◆ **TO BE DONE**
Copy out, from the entries below, each line holding the string "when".

◆ **INPUT MATERIAL**
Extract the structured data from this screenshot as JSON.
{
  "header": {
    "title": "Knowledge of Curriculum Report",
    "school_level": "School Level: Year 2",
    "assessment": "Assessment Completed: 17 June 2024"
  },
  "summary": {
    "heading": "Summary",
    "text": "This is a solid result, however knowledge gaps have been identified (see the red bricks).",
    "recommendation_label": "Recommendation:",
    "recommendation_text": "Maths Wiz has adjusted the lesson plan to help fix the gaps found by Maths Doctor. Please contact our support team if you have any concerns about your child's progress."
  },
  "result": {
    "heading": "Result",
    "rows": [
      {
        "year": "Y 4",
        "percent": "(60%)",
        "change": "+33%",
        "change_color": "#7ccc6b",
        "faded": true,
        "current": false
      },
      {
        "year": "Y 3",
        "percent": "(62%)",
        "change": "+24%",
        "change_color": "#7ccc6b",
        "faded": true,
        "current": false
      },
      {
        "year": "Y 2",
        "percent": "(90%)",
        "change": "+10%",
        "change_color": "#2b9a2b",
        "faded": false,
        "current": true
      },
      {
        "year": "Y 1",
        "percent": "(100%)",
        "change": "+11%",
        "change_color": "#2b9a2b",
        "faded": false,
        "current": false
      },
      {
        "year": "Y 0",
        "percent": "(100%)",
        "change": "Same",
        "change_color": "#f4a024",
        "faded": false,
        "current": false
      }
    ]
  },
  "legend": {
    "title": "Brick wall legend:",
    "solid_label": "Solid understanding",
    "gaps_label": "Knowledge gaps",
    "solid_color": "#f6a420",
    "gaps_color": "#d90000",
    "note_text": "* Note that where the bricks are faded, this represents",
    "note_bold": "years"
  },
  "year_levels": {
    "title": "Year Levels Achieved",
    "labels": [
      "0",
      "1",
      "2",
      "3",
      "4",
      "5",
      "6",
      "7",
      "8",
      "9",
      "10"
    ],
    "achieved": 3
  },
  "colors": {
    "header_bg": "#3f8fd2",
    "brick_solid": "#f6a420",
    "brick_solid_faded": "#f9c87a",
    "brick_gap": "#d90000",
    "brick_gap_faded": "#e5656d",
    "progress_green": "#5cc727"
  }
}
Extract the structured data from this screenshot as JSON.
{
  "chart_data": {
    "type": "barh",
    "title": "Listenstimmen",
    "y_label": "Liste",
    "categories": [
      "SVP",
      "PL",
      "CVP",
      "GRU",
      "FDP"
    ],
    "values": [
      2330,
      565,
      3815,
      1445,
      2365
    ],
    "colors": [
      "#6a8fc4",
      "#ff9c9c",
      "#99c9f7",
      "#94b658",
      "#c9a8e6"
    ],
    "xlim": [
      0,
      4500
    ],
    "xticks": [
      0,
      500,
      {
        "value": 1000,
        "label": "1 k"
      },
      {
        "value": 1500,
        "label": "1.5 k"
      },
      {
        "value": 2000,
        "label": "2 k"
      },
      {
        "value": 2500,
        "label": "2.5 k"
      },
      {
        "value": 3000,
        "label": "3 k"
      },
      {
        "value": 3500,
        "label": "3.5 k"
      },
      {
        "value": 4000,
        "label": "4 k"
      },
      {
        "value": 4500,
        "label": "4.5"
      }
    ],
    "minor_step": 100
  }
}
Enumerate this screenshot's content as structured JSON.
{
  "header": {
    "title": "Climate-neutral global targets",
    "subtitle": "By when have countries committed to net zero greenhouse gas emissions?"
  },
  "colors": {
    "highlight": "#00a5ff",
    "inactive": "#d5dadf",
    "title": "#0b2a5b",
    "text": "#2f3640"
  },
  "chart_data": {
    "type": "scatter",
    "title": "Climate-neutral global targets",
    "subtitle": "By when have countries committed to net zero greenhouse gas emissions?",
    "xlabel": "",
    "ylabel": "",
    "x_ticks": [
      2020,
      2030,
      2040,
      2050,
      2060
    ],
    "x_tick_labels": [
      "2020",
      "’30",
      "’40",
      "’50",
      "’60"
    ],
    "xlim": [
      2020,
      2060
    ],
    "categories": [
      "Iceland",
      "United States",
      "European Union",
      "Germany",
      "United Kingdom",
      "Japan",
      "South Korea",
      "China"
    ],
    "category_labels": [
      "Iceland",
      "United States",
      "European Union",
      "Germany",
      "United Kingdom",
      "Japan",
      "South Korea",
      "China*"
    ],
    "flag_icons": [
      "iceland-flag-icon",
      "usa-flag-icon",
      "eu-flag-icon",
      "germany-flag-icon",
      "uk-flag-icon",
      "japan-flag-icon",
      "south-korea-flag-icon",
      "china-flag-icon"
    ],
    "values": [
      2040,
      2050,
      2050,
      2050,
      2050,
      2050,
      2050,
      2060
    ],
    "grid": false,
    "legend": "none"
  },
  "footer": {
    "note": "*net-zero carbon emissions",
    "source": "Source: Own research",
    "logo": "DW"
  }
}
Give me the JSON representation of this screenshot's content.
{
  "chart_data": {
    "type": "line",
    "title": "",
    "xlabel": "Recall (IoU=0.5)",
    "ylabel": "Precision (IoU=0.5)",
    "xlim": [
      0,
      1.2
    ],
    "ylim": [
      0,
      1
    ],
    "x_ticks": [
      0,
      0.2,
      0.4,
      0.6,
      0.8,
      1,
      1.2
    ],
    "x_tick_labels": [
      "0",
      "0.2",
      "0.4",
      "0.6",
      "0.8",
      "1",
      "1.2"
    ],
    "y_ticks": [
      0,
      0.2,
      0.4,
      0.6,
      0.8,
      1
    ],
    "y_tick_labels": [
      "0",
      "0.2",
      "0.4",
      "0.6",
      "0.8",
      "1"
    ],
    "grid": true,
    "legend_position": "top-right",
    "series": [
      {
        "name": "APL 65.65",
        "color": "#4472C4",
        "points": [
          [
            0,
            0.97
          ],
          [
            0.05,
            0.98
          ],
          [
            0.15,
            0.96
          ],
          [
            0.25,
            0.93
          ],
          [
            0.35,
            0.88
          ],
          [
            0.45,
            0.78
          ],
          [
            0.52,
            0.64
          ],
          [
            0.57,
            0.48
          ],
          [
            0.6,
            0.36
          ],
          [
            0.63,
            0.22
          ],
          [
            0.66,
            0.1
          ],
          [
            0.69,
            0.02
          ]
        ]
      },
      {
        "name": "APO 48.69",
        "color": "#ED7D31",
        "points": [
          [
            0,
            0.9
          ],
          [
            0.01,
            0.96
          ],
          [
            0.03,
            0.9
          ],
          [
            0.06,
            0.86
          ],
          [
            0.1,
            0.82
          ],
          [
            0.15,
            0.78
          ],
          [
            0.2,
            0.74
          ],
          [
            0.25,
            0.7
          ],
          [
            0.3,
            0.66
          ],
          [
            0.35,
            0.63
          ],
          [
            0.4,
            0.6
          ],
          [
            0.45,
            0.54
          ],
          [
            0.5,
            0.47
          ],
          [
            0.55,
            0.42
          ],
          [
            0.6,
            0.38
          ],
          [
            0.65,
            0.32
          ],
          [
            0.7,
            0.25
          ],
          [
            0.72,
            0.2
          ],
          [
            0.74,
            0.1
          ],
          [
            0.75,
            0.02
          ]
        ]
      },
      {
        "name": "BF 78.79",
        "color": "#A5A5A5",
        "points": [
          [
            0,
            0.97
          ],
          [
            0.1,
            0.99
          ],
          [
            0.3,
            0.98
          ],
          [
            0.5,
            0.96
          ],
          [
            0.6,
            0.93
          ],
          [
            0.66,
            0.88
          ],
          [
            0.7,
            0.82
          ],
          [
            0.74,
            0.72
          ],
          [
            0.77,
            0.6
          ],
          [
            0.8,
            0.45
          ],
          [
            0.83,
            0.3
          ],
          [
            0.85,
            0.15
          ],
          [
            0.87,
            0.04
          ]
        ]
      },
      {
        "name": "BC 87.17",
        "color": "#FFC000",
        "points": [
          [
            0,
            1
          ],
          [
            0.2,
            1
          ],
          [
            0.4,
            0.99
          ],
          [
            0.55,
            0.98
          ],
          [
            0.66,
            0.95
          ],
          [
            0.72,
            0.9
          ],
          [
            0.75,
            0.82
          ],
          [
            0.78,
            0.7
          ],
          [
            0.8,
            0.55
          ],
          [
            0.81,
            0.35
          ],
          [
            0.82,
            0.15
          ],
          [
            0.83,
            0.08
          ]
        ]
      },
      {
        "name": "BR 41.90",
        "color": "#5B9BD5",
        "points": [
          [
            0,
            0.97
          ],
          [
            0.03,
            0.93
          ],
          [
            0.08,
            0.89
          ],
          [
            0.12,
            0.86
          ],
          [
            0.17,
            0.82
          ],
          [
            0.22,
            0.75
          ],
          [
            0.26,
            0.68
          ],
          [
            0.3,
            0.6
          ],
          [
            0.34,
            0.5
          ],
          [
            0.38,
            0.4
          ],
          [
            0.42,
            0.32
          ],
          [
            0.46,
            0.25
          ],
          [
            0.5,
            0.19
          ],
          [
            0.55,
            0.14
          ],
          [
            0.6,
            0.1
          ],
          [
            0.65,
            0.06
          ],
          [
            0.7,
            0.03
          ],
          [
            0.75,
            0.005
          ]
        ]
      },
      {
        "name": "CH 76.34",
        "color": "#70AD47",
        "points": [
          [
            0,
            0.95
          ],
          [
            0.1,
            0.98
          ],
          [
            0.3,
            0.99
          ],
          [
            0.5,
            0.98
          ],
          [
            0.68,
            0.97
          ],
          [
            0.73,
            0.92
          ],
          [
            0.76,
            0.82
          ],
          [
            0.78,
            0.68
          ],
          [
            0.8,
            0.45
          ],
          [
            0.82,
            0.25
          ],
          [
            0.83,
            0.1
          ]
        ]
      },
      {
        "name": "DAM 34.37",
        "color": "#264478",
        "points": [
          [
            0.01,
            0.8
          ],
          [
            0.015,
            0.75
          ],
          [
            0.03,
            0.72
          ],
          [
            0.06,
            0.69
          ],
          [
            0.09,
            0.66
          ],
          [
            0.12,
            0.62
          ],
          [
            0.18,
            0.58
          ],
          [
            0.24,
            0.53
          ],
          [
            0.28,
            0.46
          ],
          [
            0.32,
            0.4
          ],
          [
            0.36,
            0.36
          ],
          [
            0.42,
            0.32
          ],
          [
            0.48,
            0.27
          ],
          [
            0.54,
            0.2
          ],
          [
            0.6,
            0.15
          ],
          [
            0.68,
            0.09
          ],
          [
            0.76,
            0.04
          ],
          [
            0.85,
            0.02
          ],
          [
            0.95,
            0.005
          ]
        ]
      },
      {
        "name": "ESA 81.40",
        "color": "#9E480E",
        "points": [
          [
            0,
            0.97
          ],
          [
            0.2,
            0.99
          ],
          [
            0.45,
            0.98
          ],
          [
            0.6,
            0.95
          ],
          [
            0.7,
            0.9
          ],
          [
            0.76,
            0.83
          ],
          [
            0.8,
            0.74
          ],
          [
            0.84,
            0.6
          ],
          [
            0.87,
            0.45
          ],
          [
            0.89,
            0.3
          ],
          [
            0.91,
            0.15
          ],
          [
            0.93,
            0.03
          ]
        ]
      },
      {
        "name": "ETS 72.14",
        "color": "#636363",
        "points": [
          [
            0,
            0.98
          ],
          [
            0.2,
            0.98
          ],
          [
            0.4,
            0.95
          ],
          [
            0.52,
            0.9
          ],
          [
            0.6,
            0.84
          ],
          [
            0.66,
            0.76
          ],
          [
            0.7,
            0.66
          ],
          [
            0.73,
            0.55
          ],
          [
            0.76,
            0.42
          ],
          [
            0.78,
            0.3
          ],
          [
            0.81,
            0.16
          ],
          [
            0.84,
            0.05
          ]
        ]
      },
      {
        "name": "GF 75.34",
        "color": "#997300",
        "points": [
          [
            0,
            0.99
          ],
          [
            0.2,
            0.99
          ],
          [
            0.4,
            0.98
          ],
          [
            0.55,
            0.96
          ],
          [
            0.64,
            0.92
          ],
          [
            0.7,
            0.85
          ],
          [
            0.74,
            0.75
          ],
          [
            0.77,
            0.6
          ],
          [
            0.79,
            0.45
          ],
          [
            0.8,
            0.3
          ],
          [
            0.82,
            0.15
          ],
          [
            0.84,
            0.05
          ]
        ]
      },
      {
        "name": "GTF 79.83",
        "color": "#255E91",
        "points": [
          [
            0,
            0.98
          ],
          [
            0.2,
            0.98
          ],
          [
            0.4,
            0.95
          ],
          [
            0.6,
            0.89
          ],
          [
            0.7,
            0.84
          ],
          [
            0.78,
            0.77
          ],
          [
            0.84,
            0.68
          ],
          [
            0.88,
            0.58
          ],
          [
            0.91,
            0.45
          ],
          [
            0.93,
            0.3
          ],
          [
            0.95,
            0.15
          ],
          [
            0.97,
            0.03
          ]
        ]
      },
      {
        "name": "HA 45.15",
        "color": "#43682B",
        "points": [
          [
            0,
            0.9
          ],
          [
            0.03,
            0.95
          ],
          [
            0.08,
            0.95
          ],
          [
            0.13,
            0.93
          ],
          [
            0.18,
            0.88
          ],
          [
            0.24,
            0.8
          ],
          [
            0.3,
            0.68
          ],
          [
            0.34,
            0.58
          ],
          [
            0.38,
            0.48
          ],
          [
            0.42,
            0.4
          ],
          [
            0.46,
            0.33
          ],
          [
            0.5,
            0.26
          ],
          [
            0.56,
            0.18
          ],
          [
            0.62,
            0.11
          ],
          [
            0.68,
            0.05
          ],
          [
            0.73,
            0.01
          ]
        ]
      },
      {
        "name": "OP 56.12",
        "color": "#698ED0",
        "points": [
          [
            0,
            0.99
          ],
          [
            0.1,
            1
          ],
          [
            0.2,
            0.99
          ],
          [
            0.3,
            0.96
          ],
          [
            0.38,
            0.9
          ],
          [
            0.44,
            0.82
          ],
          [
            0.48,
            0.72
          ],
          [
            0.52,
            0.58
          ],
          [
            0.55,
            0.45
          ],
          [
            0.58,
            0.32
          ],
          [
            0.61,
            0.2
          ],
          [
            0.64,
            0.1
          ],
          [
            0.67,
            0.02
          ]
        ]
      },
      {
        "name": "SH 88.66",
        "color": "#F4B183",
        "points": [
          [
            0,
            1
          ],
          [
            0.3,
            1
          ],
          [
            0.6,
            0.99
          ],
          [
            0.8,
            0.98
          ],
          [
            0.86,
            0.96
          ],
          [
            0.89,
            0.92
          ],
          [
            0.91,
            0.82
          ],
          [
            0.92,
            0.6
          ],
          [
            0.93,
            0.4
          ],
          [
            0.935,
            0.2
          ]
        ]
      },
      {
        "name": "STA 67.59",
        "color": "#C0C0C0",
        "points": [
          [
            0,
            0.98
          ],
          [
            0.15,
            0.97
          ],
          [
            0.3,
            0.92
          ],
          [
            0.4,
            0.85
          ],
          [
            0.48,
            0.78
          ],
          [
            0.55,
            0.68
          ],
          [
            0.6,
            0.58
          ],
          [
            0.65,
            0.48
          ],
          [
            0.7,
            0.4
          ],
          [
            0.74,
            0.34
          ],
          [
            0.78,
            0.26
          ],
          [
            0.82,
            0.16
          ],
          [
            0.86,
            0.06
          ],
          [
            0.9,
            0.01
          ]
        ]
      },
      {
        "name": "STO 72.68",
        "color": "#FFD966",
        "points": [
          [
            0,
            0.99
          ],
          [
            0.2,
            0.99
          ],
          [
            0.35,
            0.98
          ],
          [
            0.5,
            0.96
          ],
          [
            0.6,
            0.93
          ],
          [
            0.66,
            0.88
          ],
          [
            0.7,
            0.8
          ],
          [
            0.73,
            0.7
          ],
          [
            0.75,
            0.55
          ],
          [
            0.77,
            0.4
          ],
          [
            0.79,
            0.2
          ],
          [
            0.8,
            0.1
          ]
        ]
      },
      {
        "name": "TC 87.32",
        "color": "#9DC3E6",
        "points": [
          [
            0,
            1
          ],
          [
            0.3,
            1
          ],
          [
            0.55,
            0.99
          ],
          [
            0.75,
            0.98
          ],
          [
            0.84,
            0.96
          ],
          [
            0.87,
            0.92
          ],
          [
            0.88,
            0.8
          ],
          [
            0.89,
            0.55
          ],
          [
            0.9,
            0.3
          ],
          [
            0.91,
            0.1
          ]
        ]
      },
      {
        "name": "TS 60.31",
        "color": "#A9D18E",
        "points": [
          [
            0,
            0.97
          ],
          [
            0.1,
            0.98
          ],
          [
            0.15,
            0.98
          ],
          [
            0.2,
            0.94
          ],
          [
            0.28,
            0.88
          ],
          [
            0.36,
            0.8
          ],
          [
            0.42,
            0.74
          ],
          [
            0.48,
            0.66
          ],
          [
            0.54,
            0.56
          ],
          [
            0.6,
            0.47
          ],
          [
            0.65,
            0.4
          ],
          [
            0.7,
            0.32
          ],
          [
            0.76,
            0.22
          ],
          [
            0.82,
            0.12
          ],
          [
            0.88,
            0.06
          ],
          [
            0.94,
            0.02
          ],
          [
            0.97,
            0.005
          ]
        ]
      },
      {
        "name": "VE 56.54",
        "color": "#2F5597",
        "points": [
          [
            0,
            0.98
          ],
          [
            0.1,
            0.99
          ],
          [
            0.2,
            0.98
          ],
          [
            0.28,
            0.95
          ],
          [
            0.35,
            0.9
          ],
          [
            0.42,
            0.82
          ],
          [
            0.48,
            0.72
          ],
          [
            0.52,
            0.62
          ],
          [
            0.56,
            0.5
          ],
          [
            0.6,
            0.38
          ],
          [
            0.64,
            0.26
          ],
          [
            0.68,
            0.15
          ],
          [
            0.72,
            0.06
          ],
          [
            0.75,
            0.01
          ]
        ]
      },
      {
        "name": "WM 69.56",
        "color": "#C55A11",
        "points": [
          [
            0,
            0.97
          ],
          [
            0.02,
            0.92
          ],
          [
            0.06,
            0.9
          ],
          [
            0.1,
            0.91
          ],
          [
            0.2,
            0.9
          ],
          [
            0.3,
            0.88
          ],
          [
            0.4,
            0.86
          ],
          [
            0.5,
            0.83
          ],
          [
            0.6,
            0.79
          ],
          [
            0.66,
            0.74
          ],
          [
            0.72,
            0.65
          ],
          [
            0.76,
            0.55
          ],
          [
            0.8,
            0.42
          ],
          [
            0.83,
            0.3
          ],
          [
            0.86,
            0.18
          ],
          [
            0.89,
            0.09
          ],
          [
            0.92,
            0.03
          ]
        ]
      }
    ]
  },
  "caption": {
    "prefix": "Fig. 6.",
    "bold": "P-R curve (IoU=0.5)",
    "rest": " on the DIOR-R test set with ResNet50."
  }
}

◆ **OUTPUT FOR THIS EXERCISE**
    "subtitle": "By when have countries committed to net zero greenhouse gas emissions?"
    "subtitle": "By when have countries committed to net zero greenhouse gas emissions?",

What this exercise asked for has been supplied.